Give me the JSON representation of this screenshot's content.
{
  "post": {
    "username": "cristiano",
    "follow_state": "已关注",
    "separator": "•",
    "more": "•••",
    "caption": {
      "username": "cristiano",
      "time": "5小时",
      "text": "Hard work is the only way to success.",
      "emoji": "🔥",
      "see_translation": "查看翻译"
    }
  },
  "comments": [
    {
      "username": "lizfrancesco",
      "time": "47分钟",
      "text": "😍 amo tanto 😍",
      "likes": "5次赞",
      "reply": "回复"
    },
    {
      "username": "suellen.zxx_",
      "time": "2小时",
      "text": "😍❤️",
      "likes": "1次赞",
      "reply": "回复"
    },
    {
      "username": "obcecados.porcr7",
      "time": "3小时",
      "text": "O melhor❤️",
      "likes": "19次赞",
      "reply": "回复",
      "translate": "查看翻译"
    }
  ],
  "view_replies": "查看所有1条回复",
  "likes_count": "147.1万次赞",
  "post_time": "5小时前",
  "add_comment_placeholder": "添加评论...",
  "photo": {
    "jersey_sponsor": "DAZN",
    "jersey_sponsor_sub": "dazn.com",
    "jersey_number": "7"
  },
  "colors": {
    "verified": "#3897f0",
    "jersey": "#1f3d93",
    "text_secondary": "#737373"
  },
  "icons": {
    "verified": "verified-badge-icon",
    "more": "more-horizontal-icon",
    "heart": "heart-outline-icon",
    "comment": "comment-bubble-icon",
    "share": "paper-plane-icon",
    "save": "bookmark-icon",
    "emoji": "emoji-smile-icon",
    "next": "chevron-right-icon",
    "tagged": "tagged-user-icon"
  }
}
───
How many of the lines above hold the word "verified"? Give only that number.

> In response: 2